**TASK INSTRUCTIONS:**
Transcribe the entries exactly; images are not part of the copy.

**INFORMATION SHOWN:**
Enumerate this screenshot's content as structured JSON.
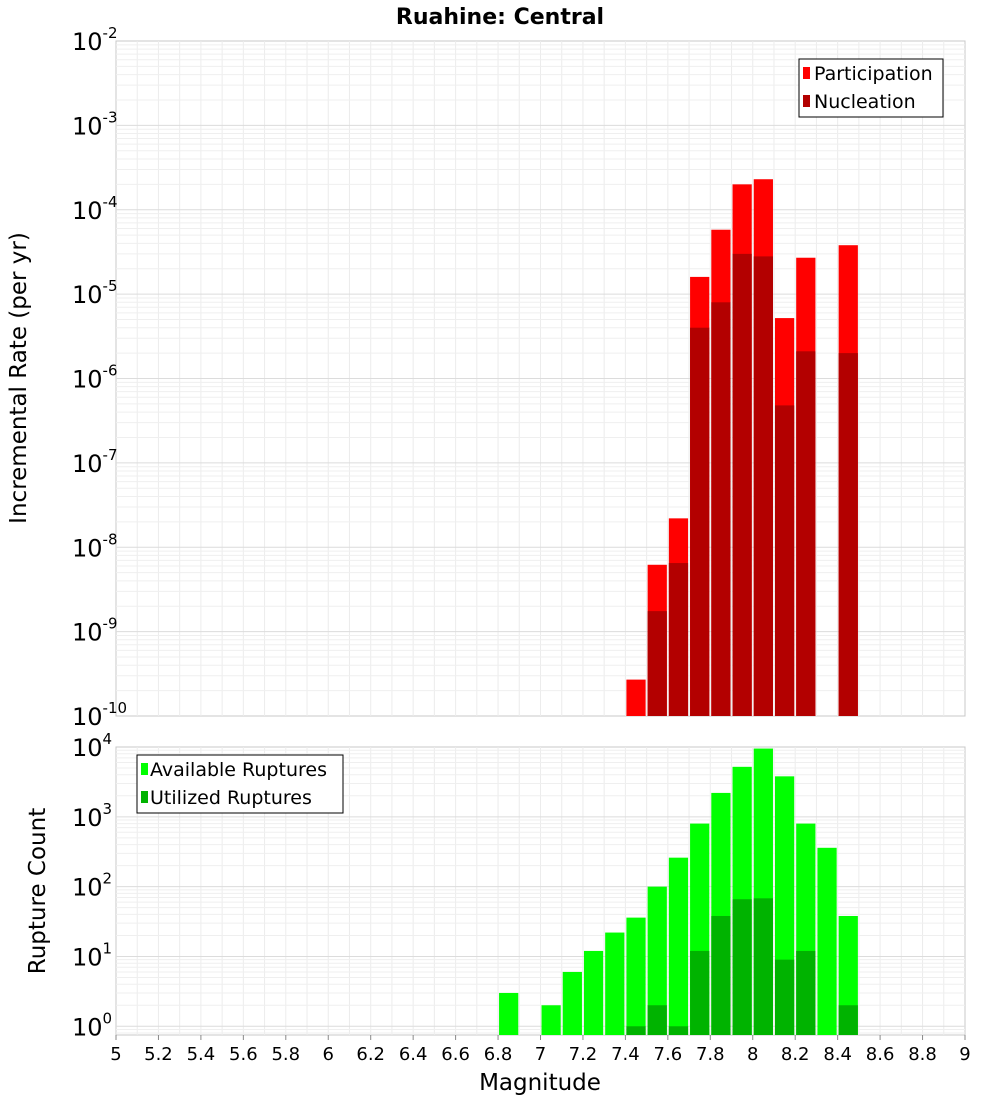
{
  "chart_data": {
    "title": "Ruahine: Central",
    "xlabel": "Magnitude",
    "xlim": [
      5,
      9
    ],
    "x_ticks": [
      "5",
      "5.2",
      "5.4",
      "5.6",
      "5.8",
      "6",
      "6.2",
      "6.4",
      "6.6",
      "6.8",
      "7",
      "7.2",
      "7.4",
      "7.6",
      "7.8",
      "8",
      "8.2",
      "8.4",
      "8.6",
      "8.8",
      "9"
    ],
    "grid": true,
    "panels": [
      {
        "type": "bar",
        "ylabel": "Incremental Rate (per yr)",
        "y_scale": "log",
        "ylim": [
          1e-10,
          0.01
        ],
        "y_tick_exponents": [
          "-10",
          "-9",
          "-8",
          "-7",
          "-6",
          "-5",
          "-4",
          "-3",
          "-2"
        ],
        "legend_position": "top-right",
        "series": [
          {
            "name": "Participation",
            "color": "#ff0000",
            "x": [
              7.45,
              7.55,
              7.65,
              7.75,
              7.85,
              7.95,
              8.05,
              8.15,
              8.25,
              8.45
            ],
            "values": [
              2.7e-10,
              6.2e-09,
              2.2e-08,
              1.6e-05,
              5.8e-05,
              0.0002,
              0.00023,
              5.2e-06,
              2.7e-05,
              3.8e-05
            ]
          },
          {
            "name": "Nucleation",
            "color": "#b30000",
            "x": [
              7.55,
              7.65,
              7.75,
              7.85,
              7.95,
              8.05,
              8.15,
              8.25,
              8.45
            ],
            "values": [
              1.75e-09,
              6.5e-09,
              4e-06,
              8e-06,
              3e-05,
              2.8e-05,
              4.8e-07,
              2.1e-06,
              2e-06
            ]
          }
        ]
      },
      {
        "type": "bar",
        "ylabel": "Rupture Count",
        "y_scale": "log",
        "ylim": [
          0.75,
          10000
        ],
        "y_tick_exponents": [
          "0",
          "1",
          "2",
          "3",
          "4"
        ],
        "legend_position": "top-left",
        "series": [
          {
            "name": "Available Ruptures",
            "color": "#00ff00",
            "x": [
              6.85,
              7.05,
              7.15,
              7.25,
              7.35,
              7.45,
              7.55,
              7.65,
              7.75,
              7.85,
              7.95,
              8.05,
              8.15,
              8.25,
              8.35,
              8.45
            ],
            "values": [
              3,
              2,
              6,
              12,
              22,
              36,
              100,
              260,
              800,
              2200,
              5200,
              9500,
              3800,
              800,
              360,
              38
            ]
          },
          {
            "name": "Utilized Ruptures",
            "color": "#00b300",
            "x": [
              7.45,
              7.55,
              7.65,
              7.75,
              7.85,
              7.95,
              8.05,
              8.15,
              8.25,
              8.45
            ],
            "values": [
              1,
              2,
              1,
              12,
              38,
              66,
              68,
              9,
              12,
              2
            ]
          }
        ]
      }
    ]
  }
}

**EXERCISE ANSWER:**
Enumerate this screenshot's content as structured JSON.
{
  "chart_data": {
    "title": "Ruahine: Central",
    "xlabel": "Magnitude",
    "xlim": [
      5,
      9
    ],
    "x_ticks": [
      "5",
      "5.2",
      "5.4",
      "5.6",
      "5.8",
      "6",
      "6.2",
      "6.4",
      "6.6",
      "6.8",
      "7",
      "7.2",
      "7.4",
      "7.6",
      "7.8",
      "8",
      "8.2",
      "8.4",
      "8.6",
      "8.8",
      "9"
    ],
    "grid": true,
    "panels": [
      {
        "type": "bar",
        "ylabel": "Incremental Rate (per yr)",
        "y_scale": "log",
        "ylim": [
          1e-10,
          0.01
        ],
        "y_tick_exponents": [
          "-10",
          "-9",
          "-8",
          "-7",
          "-6",
          "-5",
          "-4",
          "-3",
          "-2"
        ],
        "legend_position": "top-right",
        "series": [
          {
            "name": "Participation",
            "color": "#ff0000",
            "x": [
              7.45,
              7.55,
              7.65,
              7.75,
              7.85,
              7.95,
              8.05,
              8.15,
              8.25,
              8.45
            ],
            "values": [
              2.7e-10,
              6.2e-09,
              2.2e-08,
              1.6e-05,
              5.8e-05,
              0.0002,
              0.00023,
              5.2e-06,
              2.7e-05,
              3.8e-05
            ]
          },
          {
            "name": "Nucleation",
            "color": "#b30000",
            "x": [
              7.55,
              7.65,
              7.75,
              7.85,
              7.95,
              8.05,
              8.15,
              8.25,
              8.45
            ],
            "values": [
              1.75e-09,
              6.5e-09,
              4e-06,
              8e-06,
              3e-05,
              2.8e-05,
              4.8e-07,
              2.1e-06,
              2e-06
            ]
          }
        ]
      },
      {
        "type": "bar",
        "ylabel": "Rupture Count",
        "y_scale": "log",
        "ylim": [
          0.75,
          10000
        ],
        "y_tick_exponents": [
          "0",
          "1",
          "2",
          "3",
          "4"
        ],
        "legend_position": "top-left",
        "series": [
          {
            "name": "Available Ruptures",
            "color": "#00ff00",
            "x": [
              6.85,
              7.05,
              7.15,
              7.25,
              7.35,
              7.45,
              7.55,
              7.65,
              7.75,
              7.85,
              7.95,
              8.05,
              8.15,
              8.25,
              8.35,
              8.45
            ],
            "values": [
              3,
              2,
              6,
              12,
              22,
              36,
              100,
              260,
              800,
              2200,
              5200,
              9500,
              3800,
              800,
              360,
              38
            ]
          },
          {
            "name": "Utilized Ruptures",
            "color": "#00b300",
            "x": [
              7.45,
              7.55,
              7.65,
              7.75,
              7.85,
              7.95,
              8.05,
              8.15,
              8.25,
              8.45
            ],
            "values": [
              1,
              2,
              1,
              12,
              38,
              66,
              68,
              9,
              12,
              2
            ]
          }
        ]
      }
    ]
  }
}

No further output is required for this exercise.